[TASK PROMPT] Search the records for "transformační" and copy each line that holds it.

[DATA FOR THE TASK]
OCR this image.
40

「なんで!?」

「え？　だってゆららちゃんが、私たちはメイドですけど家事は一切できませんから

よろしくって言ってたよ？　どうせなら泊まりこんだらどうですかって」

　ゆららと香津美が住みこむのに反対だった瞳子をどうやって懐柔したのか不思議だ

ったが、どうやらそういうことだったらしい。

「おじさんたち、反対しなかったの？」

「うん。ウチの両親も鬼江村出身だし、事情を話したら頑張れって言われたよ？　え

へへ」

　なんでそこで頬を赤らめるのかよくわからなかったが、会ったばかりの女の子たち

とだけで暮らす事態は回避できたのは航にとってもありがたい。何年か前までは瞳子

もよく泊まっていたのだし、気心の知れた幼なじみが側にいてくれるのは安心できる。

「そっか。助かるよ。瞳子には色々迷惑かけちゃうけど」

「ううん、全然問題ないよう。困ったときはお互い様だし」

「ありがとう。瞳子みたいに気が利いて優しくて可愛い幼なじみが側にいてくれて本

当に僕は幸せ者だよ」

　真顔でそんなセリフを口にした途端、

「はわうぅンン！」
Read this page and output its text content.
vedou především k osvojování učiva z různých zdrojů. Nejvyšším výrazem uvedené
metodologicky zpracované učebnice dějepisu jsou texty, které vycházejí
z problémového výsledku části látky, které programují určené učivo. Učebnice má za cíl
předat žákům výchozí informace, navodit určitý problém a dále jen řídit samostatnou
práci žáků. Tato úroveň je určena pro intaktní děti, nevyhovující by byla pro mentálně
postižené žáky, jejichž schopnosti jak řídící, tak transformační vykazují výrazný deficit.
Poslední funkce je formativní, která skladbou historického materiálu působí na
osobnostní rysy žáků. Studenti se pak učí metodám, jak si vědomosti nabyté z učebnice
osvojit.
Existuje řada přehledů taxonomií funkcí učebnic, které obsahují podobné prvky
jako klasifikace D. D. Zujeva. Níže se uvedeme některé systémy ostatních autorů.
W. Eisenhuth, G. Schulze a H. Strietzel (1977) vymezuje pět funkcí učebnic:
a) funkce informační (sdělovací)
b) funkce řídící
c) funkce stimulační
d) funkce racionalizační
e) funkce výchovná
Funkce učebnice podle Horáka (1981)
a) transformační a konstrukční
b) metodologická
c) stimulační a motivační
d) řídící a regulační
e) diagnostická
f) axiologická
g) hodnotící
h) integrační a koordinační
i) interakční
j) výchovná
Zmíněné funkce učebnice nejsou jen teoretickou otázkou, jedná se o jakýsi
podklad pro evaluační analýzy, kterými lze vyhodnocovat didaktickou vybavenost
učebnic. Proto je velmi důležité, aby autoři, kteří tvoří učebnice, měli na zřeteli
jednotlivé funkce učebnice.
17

[ANSWER BELOW]
postižené žáky, jejichž schopnosti jak řídící, tak transformační vykazují výrazný deficit.
a) transformační a konstrukční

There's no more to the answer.